**EXERCISE:**
Copy the items from the first line through the line containing "heart-icon[interactable] [402,186,432,216]", substituting "input-area" for "composer" and leaving everything else as it is.

**DATA SUPPLIED:**
** begin **
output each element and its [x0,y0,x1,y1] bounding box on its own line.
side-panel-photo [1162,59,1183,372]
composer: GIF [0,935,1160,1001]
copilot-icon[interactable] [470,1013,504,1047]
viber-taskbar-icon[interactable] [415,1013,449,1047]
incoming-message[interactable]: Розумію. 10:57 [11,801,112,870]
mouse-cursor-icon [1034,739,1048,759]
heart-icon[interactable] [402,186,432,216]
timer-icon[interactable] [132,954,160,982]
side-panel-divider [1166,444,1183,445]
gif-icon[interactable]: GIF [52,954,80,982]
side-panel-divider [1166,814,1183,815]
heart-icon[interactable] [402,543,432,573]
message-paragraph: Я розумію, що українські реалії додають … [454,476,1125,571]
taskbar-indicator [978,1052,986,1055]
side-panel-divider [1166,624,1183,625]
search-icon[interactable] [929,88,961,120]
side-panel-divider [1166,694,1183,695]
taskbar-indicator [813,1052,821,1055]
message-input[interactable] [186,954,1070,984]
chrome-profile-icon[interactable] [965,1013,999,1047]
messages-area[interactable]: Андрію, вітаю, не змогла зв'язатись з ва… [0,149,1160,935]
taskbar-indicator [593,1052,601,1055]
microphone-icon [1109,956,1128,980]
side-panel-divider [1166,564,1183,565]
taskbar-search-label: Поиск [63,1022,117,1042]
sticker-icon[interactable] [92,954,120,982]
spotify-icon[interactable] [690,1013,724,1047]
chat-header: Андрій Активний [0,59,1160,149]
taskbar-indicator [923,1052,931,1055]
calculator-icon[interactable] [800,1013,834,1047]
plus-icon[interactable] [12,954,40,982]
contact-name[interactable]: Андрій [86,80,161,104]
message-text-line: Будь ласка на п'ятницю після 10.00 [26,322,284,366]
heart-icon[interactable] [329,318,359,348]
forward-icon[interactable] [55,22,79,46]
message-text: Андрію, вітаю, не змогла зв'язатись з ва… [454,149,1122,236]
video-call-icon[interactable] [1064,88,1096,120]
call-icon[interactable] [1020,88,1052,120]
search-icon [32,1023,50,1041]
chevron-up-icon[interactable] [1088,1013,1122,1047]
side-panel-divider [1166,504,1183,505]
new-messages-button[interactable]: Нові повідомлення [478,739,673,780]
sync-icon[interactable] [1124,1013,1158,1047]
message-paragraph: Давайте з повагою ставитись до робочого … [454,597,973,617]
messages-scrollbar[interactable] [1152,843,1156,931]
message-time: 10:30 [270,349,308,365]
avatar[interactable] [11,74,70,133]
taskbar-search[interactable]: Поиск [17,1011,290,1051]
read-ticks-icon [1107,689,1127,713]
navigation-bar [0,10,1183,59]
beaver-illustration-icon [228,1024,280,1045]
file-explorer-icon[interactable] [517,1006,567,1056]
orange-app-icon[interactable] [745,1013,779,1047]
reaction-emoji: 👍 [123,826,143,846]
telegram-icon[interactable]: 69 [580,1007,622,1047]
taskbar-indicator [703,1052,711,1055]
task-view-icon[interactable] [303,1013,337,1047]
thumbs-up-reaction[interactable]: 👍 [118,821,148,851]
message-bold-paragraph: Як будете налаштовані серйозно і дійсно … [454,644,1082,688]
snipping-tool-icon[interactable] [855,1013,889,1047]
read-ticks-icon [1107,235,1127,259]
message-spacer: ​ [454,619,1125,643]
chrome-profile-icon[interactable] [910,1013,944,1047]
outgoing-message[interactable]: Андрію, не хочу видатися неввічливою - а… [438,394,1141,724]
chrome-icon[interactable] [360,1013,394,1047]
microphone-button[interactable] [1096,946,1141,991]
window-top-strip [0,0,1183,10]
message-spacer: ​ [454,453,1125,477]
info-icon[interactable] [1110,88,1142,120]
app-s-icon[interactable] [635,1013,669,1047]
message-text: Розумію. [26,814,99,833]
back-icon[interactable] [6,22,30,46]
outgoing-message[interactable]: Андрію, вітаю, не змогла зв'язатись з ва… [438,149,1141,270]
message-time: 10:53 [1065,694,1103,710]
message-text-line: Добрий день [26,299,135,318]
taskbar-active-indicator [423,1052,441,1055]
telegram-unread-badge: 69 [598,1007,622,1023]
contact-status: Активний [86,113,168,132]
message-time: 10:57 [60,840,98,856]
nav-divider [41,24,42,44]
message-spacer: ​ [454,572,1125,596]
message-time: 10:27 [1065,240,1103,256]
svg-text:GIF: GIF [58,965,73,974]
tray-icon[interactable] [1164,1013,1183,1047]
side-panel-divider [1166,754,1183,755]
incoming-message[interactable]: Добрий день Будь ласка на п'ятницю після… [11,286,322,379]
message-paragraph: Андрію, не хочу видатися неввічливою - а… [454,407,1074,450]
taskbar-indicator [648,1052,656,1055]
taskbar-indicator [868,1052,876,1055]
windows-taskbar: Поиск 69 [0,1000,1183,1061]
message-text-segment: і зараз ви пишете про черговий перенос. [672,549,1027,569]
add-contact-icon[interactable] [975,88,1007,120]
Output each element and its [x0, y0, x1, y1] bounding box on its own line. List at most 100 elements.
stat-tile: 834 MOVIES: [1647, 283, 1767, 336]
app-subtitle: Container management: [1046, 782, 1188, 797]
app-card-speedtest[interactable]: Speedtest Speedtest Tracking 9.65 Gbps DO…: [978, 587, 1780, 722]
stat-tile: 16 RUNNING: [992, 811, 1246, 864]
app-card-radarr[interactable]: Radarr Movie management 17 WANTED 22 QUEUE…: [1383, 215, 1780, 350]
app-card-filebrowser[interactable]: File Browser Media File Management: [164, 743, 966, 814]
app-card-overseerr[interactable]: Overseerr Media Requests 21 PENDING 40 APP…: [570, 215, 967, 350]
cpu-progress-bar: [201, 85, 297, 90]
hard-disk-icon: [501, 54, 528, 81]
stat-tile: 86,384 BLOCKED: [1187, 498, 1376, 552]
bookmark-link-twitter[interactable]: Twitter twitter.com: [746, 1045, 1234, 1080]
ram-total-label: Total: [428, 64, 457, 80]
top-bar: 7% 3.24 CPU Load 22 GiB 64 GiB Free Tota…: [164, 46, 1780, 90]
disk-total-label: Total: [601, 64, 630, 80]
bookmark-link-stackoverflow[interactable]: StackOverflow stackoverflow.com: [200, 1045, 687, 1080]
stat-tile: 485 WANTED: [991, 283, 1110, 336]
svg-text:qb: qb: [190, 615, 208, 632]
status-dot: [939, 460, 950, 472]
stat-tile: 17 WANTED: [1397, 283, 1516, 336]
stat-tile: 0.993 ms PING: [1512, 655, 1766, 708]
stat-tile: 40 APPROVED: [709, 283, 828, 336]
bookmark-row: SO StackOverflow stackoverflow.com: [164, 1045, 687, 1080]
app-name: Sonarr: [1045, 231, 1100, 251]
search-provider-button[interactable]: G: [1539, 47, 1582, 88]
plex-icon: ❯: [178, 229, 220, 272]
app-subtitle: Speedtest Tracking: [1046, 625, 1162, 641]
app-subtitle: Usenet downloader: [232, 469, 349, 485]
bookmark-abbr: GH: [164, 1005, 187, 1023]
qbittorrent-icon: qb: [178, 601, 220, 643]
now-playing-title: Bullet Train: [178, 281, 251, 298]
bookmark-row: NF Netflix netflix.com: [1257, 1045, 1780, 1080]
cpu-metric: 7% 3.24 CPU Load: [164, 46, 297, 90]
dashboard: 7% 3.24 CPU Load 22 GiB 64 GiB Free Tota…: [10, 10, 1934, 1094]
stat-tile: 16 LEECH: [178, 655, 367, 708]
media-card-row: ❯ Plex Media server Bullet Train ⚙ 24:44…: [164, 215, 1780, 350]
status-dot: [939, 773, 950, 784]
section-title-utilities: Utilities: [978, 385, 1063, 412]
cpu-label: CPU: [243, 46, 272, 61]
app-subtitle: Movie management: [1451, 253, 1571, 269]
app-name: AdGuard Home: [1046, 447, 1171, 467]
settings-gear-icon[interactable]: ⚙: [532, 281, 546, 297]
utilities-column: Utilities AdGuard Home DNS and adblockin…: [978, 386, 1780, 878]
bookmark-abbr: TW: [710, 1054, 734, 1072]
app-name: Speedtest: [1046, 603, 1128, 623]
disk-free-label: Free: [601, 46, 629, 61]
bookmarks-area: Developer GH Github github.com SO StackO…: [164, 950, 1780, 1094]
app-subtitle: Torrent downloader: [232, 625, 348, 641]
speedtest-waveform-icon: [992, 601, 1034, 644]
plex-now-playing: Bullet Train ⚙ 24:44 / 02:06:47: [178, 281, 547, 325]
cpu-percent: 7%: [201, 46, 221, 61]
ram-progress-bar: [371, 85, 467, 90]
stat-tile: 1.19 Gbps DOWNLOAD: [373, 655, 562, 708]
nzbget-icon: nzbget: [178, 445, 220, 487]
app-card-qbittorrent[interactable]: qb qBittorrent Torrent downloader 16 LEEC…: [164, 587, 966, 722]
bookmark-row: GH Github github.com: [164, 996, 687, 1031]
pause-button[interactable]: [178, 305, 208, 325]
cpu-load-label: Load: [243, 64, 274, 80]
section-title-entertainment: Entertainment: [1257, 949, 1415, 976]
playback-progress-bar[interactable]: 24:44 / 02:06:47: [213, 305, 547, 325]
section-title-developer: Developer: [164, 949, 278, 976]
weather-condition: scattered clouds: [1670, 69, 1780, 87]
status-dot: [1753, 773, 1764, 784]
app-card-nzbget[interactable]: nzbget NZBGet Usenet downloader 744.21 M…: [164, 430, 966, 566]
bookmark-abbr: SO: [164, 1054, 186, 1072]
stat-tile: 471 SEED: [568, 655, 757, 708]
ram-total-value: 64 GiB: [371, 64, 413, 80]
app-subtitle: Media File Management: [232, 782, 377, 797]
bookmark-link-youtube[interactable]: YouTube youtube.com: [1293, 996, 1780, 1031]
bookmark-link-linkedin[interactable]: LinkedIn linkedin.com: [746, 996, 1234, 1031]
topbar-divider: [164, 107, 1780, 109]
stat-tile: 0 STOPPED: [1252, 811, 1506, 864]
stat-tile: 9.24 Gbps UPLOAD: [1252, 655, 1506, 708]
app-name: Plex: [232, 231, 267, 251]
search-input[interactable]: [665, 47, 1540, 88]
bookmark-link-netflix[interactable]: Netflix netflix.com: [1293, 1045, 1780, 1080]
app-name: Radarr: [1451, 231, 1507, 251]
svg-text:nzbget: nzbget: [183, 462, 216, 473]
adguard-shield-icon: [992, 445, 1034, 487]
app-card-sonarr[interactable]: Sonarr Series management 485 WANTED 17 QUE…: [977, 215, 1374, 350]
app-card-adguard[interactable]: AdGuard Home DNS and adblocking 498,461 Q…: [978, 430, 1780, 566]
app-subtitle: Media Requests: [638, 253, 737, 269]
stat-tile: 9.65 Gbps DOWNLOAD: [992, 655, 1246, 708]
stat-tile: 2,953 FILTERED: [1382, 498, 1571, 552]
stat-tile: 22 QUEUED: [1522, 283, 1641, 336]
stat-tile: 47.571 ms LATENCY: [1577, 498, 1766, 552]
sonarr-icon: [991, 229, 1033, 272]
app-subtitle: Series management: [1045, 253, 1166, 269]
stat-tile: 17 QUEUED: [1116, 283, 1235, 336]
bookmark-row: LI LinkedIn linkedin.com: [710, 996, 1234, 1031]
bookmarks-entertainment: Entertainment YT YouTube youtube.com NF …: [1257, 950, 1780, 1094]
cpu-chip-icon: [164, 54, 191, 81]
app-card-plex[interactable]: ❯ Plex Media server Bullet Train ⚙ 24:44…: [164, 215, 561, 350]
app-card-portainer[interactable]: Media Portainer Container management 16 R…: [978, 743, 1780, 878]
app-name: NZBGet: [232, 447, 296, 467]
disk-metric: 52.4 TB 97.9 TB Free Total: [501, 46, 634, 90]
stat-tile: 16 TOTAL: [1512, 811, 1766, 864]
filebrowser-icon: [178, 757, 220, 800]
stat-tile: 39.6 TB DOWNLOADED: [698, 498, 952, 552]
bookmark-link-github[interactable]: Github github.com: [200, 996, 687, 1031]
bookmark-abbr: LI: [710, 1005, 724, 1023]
** end **
**ANSWER TO THIS TASK:**
output each element and its [x0,y0,x1,y1] bounding box on its own line.
side-panel-photo [1162,59,1183,372]
input-area: GIF [0,935,1160,1001]
copilot-icon[interactable] [470,1013,504,1047]
viber-taskbar-icon[interactable] [415,1013,449,1047]
incoming-message[interactable]: Розумію. 10:57 [11,801,112,870]
mouse-cursor-icon [1034,739,1048,759]
heart-icon[interactable] [402,186,432,216]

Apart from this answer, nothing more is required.